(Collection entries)
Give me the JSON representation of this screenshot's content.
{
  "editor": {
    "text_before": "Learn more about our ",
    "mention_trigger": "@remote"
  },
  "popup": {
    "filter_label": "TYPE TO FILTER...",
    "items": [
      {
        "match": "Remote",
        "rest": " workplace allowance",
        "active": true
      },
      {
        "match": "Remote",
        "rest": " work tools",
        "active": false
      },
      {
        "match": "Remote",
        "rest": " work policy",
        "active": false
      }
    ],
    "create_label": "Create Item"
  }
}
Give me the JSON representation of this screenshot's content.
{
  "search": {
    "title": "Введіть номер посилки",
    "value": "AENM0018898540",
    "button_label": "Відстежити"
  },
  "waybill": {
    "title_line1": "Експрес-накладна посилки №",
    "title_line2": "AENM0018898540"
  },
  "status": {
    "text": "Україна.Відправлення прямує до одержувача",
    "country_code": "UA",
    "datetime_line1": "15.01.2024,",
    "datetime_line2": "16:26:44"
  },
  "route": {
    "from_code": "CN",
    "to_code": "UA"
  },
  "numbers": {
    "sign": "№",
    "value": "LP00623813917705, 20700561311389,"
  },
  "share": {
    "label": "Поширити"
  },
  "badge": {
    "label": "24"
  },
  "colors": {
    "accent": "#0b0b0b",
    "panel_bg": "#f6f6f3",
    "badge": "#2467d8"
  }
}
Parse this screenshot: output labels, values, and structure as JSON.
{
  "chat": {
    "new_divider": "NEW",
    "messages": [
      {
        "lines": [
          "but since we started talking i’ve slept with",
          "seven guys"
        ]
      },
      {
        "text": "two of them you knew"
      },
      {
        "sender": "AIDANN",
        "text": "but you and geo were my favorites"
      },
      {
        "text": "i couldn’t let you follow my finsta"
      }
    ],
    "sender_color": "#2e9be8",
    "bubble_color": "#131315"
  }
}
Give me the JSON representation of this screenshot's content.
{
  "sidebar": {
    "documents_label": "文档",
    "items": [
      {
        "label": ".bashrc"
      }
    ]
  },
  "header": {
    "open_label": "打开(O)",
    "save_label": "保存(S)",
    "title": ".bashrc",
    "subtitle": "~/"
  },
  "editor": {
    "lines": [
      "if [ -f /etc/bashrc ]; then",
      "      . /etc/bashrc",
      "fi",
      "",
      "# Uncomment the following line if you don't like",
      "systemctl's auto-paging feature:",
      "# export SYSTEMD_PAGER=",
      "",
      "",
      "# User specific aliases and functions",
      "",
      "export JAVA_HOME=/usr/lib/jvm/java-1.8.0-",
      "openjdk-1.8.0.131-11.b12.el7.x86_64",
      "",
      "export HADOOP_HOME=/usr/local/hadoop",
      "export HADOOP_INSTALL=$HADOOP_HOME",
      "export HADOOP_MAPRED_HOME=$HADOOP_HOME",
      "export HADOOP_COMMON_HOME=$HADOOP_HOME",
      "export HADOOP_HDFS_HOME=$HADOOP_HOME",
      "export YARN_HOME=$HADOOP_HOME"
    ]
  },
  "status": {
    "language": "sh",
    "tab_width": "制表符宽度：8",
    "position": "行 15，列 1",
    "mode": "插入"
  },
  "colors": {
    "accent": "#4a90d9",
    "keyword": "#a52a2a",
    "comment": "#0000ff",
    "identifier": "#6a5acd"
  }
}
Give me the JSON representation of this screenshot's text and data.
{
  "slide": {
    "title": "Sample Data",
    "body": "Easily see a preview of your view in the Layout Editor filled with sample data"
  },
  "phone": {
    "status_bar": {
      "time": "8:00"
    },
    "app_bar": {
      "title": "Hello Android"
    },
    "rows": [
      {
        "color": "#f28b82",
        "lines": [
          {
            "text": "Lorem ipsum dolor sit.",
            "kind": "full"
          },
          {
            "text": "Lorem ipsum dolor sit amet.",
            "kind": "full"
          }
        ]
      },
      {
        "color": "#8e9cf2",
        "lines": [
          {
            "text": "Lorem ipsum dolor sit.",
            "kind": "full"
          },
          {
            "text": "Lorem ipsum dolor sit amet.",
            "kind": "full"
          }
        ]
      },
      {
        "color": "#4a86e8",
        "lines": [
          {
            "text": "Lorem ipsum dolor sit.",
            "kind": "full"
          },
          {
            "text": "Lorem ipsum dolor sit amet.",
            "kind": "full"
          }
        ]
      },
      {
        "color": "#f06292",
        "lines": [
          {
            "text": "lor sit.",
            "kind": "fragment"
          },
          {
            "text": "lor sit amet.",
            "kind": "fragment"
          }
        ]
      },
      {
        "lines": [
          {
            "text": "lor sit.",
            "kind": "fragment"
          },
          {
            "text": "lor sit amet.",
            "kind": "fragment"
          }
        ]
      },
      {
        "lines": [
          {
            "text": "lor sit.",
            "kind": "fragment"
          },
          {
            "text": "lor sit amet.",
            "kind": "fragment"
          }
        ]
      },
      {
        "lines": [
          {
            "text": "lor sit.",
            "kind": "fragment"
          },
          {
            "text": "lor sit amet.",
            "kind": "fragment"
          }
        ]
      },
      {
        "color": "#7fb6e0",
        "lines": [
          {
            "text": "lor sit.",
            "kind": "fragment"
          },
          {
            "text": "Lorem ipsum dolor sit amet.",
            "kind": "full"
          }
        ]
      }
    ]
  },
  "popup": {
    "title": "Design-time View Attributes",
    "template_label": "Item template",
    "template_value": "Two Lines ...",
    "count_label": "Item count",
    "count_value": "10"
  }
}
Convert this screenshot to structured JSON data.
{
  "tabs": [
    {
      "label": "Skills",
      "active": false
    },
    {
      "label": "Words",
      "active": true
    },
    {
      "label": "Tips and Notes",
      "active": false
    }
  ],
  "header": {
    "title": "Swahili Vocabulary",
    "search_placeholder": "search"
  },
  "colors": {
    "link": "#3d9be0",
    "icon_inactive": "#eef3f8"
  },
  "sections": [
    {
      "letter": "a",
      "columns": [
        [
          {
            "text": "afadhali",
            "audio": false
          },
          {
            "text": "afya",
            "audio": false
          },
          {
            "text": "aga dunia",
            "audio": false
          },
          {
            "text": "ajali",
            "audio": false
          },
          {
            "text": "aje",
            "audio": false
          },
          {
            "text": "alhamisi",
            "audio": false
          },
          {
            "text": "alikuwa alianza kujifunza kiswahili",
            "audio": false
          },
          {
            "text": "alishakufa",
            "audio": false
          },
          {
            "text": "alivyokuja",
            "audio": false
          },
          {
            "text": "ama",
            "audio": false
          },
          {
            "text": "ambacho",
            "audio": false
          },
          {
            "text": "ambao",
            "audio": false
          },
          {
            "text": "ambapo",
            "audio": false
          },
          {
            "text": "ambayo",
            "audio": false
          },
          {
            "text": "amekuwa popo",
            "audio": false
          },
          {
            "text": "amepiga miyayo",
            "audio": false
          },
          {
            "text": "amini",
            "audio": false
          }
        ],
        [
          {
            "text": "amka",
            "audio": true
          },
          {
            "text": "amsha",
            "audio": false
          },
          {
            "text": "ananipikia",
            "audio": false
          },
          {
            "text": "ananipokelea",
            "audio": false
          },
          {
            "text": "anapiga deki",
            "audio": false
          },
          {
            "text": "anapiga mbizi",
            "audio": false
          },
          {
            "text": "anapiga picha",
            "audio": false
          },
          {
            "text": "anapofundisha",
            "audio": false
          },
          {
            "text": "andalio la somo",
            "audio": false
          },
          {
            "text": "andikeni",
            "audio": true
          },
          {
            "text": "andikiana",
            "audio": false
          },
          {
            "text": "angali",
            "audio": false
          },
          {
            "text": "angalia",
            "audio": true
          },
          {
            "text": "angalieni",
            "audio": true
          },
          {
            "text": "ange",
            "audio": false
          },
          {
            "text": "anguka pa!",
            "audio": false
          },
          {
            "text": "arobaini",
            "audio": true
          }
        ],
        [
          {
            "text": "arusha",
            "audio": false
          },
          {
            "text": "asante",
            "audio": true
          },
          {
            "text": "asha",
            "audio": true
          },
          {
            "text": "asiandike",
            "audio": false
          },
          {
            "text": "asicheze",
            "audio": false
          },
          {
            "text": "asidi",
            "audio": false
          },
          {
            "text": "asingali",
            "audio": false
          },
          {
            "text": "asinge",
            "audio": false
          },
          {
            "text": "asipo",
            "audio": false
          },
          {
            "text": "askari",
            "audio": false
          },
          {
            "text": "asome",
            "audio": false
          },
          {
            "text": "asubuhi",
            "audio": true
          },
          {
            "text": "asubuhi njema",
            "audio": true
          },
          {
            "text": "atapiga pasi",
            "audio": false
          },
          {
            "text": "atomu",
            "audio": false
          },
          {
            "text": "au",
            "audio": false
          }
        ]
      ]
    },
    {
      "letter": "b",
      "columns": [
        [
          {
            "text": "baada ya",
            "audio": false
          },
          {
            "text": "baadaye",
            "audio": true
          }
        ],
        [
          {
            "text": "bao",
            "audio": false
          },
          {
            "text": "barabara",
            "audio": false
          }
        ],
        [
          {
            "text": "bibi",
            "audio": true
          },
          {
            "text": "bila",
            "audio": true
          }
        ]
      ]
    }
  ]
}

## TASK TO CARRY OUT:
Gather and return every line that holds the string "посилки".

## FINAL RESULT:
    "title": "Введіть номер посилки",
    "title_line1": "Експрес-накладна посилки №",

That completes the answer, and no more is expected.